Entries from a visual dataset
▬▬▬▬▬▬▬▬▬▬

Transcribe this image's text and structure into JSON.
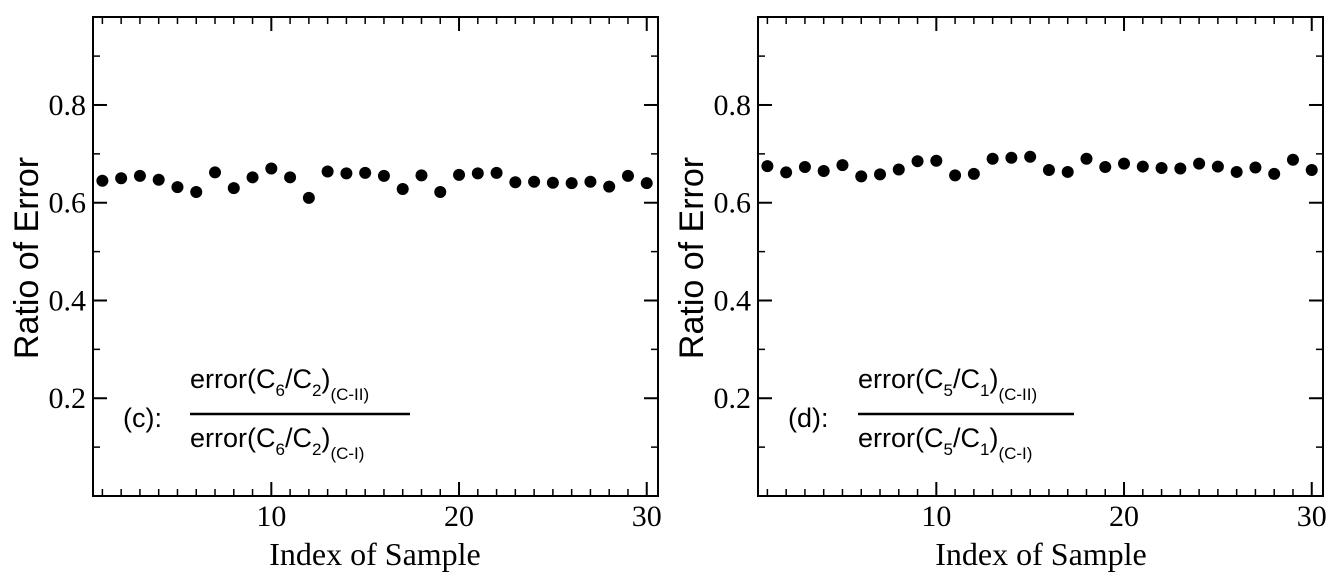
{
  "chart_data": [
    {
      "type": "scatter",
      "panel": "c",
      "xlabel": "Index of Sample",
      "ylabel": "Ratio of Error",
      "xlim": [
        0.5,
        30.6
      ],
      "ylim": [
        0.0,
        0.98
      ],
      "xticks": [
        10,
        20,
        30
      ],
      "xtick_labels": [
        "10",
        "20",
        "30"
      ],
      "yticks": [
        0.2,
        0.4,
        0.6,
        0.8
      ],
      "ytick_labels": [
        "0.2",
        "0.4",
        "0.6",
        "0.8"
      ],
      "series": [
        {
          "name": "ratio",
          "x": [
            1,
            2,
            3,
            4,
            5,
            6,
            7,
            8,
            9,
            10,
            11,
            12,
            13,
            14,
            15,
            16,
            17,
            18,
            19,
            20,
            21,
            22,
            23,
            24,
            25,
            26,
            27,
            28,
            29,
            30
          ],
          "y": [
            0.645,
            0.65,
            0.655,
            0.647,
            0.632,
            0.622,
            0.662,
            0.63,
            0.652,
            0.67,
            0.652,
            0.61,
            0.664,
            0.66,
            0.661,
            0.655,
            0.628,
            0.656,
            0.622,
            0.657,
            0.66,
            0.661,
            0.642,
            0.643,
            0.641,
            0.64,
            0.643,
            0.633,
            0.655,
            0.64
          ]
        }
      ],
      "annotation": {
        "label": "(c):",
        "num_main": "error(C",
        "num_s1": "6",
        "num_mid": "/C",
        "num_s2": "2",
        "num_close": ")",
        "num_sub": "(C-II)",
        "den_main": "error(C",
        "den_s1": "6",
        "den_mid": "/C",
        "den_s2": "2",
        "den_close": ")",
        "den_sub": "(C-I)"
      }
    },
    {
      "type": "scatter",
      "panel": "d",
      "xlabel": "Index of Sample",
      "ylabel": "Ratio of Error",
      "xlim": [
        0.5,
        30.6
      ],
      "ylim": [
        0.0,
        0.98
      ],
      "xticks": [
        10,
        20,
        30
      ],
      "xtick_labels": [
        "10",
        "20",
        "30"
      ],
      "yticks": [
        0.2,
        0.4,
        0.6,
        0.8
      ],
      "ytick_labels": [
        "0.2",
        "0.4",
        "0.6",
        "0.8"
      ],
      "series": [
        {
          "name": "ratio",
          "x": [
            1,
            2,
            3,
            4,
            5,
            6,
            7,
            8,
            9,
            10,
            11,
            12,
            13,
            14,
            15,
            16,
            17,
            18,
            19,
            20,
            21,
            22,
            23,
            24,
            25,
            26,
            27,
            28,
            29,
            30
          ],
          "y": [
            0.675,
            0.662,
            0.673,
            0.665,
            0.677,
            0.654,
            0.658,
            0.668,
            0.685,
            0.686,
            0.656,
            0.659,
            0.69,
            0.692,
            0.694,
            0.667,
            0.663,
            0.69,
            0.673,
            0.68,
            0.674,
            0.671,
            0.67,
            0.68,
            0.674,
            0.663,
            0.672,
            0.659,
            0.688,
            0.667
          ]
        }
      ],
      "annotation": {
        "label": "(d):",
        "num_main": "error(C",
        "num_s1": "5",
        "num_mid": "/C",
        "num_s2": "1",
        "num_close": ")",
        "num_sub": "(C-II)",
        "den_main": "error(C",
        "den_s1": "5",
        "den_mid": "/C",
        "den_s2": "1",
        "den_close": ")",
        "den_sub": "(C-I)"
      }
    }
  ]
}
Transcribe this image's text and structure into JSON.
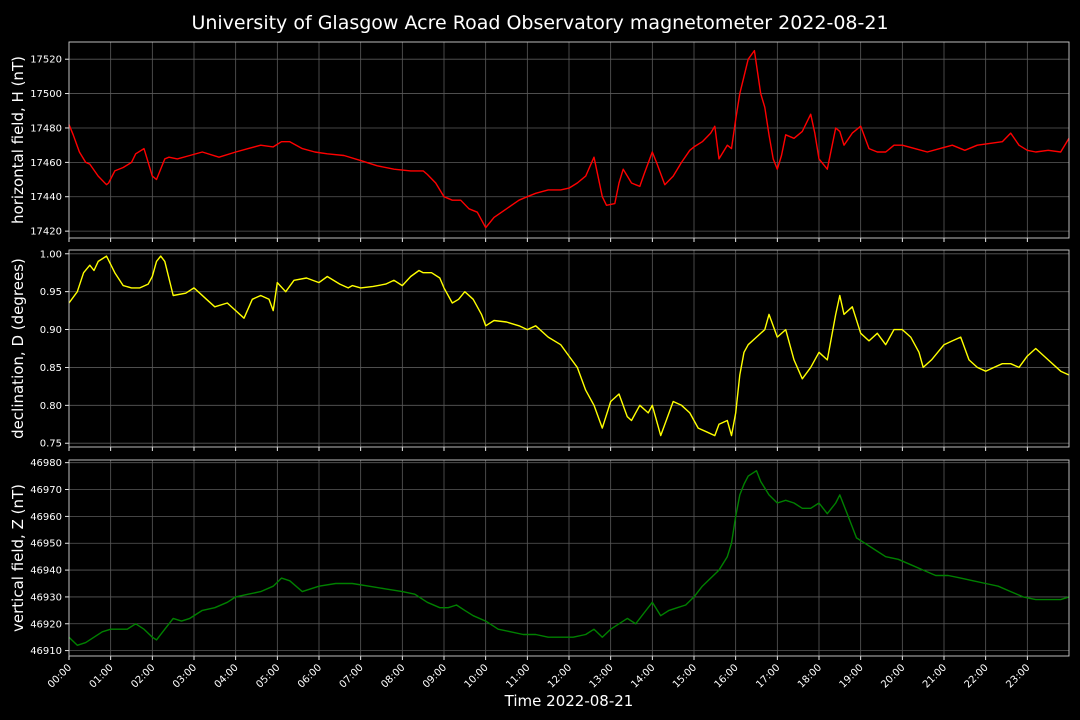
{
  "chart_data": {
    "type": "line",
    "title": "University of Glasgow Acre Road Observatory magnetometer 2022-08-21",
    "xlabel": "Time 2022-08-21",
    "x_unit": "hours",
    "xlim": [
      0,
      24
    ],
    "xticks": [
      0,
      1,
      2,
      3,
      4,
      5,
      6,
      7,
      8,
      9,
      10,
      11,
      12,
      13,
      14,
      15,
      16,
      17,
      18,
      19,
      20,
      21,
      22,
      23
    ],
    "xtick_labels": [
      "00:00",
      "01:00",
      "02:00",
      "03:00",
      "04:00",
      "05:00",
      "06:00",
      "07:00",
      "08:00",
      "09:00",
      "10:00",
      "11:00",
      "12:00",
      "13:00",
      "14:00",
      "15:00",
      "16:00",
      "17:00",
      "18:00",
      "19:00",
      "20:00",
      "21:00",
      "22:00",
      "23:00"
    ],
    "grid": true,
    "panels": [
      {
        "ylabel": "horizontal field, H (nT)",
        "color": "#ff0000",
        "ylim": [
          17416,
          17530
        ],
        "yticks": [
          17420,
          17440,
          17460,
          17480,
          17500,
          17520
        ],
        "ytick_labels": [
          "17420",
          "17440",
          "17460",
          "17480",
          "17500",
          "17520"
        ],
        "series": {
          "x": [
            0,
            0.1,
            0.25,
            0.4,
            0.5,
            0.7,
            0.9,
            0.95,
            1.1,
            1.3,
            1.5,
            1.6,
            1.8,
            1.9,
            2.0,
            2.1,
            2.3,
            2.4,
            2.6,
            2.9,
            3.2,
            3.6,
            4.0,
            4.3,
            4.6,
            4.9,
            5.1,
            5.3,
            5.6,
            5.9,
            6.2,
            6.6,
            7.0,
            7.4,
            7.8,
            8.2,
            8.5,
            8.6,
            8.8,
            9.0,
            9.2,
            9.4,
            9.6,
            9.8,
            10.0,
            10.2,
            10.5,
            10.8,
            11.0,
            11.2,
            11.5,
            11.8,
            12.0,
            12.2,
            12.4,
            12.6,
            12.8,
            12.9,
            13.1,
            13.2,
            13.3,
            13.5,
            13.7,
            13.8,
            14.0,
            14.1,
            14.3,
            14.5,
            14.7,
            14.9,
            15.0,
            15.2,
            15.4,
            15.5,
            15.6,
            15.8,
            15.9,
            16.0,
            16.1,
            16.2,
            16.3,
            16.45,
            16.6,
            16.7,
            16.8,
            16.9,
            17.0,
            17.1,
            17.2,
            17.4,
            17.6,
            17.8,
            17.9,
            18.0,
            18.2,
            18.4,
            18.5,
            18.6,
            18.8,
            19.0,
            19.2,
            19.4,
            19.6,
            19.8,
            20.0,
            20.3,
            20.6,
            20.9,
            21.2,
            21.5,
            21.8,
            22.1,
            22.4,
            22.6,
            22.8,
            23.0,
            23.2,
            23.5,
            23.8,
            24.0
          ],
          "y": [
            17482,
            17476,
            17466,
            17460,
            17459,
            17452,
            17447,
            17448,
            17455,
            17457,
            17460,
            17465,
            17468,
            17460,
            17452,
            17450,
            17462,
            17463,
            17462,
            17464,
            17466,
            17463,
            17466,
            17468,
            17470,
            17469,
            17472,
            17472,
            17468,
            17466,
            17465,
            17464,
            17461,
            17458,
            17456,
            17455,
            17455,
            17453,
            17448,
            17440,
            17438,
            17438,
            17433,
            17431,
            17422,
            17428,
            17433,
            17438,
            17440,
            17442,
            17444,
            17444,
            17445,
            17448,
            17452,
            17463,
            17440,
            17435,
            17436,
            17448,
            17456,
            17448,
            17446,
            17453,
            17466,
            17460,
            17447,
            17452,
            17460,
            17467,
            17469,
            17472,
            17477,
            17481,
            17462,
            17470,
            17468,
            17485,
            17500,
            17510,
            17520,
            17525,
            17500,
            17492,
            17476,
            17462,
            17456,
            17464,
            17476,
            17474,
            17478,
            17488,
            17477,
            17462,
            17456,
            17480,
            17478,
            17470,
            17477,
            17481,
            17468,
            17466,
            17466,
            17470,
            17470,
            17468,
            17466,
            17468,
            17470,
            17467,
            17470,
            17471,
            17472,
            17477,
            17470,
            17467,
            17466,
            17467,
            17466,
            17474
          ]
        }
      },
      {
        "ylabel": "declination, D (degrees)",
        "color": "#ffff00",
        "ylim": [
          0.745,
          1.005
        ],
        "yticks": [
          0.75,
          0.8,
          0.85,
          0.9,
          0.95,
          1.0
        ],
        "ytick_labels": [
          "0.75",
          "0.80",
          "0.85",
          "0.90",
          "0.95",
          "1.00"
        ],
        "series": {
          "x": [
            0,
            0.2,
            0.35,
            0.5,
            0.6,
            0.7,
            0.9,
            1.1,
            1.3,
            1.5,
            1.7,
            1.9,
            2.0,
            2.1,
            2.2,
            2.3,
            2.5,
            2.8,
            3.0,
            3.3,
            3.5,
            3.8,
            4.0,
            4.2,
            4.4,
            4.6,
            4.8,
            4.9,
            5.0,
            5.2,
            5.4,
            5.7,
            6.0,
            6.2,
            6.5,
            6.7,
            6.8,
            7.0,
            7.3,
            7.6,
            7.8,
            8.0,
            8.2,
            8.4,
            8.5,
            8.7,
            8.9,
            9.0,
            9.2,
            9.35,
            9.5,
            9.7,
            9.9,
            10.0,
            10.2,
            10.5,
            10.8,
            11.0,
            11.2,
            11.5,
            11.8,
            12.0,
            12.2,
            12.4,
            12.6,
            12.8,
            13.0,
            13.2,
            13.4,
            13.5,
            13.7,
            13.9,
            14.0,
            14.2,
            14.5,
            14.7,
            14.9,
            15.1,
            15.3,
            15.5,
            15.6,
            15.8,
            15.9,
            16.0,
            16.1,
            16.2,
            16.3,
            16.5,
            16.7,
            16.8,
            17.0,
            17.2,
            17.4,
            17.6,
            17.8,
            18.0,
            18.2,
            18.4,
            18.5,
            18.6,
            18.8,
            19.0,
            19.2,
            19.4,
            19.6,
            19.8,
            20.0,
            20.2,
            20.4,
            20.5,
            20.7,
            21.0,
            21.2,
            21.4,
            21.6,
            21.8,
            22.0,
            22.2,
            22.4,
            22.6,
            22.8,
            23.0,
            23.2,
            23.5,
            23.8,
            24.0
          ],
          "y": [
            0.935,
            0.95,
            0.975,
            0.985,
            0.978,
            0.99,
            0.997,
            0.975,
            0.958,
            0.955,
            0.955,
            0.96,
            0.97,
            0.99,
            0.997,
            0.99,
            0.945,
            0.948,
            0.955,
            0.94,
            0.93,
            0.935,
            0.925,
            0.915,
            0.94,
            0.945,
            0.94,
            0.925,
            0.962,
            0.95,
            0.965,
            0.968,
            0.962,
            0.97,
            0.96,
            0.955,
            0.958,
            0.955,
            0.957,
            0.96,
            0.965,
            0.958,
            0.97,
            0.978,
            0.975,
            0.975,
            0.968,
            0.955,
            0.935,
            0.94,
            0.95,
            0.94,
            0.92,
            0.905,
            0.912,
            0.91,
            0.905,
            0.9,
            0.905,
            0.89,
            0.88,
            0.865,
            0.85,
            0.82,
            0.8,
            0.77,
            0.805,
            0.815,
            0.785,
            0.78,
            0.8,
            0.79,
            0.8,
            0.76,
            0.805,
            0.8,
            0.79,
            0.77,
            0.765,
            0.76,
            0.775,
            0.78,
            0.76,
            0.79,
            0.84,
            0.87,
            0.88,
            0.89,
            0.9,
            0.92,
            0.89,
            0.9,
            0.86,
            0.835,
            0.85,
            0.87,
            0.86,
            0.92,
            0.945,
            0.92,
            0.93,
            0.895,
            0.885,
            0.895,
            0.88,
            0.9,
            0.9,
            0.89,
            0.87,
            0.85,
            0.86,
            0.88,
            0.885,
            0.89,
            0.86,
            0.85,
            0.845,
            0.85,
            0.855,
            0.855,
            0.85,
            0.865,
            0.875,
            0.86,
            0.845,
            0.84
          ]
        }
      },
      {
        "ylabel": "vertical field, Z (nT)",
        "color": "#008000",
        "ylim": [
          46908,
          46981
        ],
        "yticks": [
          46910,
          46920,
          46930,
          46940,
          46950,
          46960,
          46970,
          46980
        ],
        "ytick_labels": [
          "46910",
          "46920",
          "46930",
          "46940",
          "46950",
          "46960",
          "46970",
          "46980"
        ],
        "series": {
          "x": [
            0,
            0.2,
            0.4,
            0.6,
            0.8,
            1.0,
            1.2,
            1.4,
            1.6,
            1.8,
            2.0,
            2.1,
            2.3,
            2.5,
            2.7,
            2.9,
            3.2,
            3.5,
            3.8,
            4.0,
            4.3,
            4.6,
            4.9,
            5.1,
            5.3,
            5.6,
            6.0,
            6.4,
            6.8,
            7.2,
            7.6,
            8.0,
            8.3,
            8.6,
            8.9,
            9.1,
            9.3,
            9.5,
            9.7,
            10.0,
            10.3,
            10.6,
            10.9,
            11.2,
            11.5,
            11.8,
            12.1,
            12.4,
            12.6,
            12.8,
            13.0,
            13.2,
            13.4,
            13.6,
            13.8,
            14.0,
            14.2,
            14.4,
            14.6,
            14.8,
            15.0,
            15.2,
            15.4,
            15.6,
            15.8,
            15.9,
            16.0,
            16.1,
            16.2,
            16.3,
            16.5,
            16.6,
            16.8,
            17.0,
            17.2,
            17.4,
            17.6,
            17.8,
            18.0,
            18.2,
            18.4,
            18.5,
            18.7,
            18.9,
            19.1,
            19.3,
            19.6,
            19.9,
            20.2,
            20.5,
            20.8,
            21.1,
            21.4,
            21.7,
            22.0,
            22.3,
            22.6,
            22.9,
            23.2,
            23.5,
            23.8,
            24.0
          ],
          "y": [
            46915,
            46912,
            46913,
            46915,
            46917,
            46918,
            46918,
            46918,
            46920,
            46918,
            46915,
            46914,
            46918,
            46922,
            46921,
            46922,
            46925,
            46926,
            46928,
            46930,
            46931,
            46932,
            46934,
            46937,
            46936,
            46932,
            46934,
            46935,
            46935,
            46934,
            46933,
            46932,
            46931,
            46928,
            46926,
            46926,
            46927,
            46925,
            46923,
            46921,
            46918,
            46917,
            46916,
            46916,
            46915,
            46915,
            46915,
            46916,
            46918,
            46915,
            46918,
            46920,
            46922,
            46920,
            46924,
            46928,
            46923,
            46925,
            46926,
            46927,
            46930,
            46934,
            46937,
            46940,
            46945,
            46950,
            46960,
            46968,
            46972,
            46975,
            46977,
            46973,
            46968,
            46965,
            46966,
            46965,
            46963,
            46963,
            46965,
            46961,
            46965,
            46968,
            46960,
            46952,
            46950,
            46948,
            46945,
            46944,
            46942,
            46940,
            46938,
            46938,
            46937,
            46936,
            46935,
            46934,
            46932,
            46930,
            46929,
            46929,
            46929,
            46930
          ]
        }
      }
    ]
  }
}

▬▬▬▬▬▬▬▬▬▬

Pull out the lines above in which the word "color" appears.

Exercise output
        "color": "#ff0000",
        "color": "#ffff00",
        "color": "#008000",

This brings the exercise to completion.